• [SET EXERCISE]: Only a number is required: how many lines of the material contain the word "Transcribe"?

╭─ DATA LINES

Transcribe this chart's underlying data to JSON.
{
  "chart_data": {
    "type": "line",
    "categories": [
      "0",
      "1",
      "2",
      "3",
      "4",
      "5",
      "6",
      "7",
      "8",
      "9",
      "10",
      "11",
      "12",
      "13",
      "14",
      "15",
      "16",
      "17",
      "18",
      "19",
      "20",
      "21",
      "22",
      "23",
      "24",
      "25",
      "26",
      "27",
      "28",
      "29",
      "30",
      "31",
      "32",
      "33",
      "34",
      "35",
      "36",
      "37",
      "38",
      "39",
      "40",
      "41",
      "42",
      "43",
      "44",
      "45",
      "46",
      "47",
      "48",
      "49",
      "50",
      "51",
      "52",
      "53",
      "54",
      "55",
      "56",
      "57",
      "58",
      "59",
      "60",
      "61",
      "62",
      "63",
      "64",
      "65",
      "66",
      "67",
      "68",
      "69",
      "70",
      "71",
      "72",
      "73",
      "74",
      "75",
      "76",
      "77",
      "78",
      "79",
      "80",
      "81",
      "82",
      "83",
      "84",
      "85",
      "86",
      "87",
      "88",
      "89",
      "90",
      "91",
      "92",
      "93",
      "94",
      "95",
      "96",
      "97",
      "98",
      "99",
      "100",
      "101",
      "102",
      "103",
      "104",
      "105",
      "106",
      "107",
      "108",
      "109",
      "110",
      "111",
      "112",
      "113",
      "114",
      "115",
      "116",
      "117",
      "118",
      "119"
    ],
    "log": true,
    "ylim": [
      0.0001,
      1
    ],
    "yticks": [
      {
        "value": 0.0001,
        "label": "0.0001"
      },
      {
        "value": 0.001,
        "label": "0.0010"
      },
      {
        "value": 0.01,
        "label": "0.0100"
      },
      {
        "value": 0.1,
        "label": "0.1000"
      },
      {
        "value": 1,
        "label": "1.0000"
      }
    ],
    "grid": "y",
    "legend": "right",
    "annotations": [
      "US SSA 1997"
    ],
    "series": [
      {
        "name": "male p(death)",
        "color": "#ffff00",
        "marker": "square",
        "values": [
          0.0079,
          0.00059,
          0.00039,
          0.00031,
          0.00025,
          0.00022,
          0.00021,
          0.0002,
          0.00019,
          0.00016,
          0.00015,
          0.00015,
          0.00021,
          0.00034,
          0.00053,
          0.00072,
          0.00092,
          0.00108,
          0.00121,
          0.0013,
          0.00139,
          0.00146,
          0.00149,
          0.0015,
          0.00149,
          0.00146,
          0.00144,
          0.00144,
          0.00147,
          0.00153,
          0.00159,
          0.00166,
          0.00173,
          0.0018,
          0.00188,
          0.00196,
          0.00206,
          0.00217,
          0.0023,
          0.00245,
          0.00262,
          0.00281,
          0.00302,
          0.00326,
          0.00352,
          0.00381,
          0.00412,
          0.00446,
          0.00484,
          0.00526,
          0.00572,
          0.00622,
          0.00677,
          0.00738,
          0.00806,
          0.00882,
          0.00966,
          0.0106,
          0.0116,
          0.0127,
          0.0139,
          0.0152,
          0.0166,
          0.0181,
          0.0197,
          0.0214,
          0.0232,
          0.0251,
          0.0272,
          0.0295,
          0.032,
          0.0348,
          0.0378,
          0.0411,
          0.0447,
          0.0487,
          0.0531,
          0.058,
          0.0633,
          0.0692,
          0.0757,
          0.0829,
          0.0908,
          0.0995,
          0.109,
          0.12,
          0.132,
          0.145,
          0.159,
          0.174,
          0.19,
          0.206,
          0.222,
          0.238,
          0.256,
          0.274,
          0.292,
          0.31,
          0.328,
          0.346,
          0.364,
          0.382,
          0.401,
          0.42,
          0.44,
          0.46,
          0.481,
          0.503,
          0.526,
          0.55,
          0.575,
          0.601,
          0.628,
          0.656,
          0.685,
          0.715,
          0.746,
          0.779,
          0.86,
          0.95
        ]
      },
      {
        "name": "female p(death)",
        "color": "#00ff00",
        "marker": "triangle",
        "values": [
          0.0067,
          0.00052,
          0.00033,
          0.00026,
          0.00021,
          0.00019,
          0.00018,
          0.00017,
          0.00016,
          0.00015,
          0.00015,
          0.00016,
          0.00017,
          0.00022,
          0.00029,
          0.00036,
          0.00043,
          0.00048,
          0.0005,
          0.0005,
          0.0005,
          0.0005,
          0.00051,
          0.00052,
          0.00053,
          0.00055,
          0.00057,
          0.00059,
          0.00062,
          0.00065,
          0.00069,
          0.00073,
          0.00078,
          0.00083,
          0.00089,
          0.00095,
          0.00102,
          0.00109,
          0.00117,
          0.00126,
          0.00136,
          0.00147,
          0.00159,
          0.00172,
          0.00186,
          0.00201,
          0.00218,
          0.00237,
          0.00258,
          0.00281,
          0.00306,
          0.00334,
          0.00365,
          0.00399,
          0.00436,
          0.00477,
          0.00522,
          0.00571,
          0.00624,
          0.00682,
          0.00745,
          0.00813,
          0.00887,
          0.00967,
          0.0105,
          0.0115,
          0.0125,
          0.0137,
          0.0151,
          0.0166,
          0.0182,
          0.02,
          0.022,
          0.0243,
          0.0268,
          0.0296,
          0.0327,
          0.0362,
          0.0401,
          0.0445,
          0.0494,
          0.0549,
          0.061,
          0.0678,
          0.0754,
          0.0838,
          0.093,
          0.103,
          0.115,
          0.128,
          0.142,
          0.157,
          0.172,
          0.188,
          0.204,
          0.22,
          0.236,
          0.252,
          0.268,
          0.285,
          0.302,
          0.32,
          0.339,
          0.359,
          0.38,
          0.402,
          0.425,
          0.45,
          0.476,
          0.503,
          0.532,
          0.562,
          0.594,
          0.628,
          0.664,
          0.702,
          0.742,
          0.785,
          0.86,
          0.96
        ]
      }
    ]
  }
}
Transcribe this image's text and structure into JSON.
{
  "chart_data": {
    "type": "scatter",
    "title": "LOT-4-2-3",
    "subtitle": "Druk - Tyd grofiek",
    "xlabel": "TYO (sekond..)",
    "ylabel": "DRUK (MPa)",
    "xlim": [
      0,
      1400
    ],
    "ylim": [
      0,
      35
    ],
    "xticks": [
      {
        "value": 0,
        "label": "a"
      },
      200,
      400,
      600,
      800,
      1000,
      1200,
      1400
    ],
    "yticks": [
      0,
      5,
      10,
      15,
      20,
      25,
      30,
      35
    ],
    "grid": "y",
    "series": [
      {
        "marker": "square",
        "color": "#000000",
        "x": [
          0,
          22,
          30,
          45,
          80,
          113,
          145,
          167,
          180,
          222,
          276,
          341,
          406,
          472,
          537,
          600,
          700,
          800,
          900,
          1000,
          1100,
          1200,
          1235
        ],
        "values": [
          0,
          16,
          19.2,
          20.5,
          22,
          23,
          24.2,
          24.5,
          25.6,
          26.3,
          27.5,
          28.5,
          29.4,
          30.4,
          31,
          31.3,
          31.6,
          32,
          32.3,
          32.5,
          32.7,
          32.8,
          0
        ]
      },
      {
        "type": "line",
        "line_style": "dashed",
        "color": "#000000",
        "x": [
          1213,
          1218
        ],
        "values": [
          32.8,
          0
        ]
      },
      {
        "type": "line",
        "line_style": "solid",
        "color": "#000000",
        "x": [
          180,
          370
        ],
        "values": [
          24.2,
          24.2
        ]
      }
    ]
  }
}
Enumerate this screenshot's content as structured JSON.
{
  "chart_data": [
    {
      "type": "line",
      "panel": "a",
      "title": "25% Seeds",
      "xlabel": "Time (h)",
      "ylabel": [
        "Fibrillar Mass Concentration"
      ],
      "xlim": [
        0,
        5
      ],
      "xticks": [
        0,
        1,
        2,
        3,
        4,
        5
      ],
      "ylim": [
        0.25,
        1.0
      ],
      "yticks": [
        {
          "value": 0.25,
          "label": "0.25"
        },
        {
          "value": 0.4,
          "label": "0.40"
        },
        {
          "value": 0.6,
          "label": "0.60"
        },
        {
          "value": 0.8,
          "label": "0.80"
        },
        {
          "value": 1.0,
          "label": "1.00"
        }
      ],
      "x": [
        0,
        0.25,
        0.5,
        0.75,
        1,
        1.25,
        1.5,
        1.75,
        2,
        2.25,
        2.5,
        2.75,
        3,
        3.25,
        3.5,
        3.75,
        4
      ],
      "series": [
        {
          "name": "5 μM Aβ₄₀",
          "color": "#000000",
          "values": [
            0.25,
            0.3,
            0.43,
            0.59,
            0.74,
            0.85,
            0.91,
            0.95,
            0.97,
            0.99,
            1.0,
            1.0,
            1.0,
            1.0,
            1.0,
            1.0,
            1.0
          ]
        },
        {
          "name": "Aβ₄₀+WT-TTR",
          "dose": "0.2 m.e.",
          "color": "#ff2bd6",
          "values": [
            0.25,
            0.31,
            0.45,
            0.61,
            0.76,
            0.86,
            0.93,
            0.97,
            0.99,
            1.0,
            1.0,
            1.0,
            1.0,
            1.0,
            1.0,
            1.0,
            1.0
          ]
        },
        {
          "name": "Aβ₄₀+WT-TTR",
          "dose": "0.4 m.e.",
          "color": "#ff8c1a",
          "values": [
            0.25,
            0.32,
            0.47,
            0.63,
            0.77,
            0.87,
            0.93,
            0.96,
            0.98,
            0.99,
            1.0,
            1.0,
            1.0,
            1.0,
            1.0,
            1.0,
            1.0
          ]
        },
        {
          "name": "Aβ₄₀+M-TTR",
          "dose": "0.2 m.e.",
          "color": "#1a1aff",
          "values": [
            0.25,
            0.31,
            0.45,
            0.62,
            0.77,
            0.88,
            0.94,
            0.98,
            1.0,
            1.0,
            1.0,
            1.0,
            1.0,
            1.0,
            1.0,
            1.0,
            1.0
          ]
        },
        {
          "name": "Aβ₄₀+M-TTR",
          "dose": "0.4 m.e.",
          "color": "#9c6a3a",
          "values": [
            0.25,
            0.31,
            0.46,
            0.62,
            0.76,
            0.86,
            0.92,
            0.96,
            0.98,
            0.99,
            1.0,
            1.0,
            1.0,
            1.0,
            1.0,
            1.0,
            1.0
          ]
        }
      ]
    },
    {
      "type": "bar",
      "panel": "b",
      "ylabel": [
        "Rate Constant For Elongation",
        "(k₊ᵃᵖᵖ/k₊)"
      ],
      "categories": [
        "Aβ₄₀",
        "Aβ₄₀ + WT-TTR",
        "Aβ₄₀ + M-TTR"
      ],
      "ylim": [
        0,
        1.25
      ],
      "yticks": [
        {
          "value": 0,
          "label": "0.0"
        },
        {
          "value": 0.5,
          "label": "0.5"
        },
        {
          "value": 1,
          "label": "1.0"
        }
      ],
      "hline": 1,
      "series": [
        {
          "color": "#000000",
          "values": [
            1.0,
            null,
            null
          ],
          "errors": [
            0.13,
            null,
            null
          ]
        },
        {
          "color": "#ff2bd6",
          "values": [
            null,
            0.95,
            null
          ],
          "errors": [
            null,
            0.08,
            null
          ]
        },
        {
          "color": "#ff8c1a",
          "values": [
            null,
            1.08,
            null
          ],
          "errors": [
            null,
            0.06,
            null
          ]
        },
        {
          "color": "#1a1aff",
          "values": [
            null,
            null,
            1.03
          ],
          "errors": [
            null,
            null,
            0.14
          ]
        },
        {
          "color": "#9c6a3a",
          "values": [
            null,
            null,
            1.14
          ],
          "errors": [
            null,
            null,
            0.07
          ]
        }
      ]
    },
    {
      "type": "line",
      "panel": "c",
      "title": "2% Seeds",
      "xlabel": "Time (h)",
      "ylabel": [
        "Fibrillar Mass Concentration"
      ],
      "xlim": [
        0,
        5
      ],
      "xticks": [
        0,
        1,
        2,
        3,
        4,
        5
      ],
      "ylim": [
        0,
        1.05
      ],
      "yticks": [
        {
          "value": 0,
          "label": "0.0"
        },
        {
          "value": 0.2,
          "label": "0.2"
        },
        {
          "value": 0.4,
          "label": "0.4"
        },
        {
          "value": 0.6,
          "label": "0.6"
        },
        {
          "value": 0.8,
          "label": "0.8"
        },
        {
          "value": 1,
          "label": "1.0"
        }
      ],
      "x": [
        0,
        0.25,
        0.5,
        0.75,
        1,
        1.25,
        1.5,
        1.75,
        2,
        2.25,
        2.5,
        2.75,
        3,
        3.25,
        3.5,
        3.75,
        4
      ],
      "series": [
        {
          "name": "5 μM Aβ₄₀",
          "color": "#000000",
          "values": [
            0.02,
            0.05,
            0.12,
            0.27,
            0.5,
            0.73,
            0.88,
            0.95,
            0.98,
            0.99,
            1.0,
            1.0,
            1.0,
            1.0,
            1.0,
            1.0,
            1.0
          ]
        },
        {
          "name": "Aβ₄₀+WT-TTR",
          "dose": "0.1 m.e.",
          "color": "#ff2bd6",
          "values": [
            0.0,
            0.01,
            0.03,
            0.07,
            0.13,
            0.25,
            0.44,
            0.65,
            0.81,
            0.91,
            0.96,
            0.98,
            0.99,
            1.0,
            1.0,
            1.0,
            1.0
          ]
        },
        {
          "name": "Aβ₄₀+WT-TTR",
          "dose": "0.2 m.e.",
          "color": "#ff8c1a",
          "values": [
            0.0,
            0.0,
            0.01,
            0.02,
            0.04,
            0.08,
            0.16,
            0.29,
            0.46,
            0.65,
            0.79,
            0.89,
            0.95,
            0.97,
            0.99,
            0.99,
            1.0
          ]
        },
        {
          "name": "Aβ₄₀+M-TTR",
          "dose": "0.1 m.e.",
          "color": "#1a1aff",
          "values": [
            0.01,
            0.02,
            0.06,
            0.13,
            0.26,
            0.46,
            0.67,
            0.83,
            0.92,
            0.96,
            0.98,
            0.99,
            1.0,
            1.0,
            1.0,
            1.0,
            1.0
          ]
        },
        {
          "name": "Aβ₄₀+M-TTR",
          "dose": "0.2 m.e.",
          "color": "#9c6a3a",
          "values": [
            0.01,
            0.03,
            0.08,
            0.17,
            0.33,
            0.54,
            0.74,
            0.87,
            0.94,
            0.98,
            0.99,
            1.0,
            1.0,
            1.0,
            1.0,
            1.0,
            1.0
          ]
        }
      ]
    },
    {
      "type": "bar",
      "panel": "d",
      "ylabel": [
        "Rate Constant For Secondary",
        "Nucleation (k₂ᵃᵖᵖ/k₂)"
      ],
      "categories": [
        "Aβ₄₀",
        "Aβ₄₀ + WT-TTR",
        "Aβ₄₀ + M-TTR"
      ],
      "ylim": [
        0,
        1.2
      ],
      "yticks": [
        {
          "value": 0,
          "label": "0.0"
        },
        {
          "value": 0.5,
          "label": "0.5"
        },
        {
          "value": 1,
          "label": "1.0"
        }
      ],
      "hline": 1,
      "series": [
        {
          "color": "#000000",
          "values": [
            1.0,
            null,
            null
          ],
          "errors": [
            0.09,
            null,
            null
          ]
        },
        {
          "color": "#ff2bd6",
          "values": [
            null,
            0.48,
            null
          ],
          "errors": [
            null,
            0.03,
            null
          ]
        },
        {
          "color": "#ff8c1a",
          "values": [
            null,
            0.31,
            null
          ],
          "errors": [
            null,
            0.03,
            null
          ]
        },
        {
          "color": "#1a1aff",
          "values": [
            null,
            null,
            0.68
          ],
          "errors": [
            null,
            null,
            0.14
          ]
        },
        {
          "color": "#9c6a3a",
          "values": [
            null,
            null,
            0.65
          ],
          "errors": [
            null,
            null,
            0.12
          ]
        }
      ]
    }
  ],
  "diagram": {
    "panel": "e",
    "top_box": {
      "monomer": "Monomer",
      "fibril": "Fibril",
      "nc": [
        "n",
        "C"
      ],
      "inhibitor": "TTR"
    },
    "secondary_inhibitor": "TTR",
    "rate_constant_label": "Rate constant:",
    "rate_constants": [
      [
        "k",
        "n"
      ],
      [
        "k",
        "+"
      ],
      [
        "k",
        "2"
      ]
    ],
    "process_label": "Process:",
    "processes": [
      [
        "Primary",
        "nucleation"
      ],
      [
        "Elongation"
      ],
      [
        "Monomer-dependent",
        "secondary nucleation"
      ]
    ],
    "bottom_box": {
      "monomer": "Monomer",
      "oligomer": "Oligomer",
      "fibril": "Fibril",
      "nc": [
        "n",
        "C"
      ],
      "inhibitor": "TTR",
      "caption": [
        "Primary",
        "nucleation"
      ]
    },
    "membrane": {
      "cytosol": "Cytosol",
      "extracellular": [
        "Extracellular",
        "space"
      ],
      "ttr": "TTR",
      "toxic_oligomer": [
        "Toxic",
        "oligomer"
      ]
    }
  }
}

╰─

• [SOLVED PROBLEM]: 2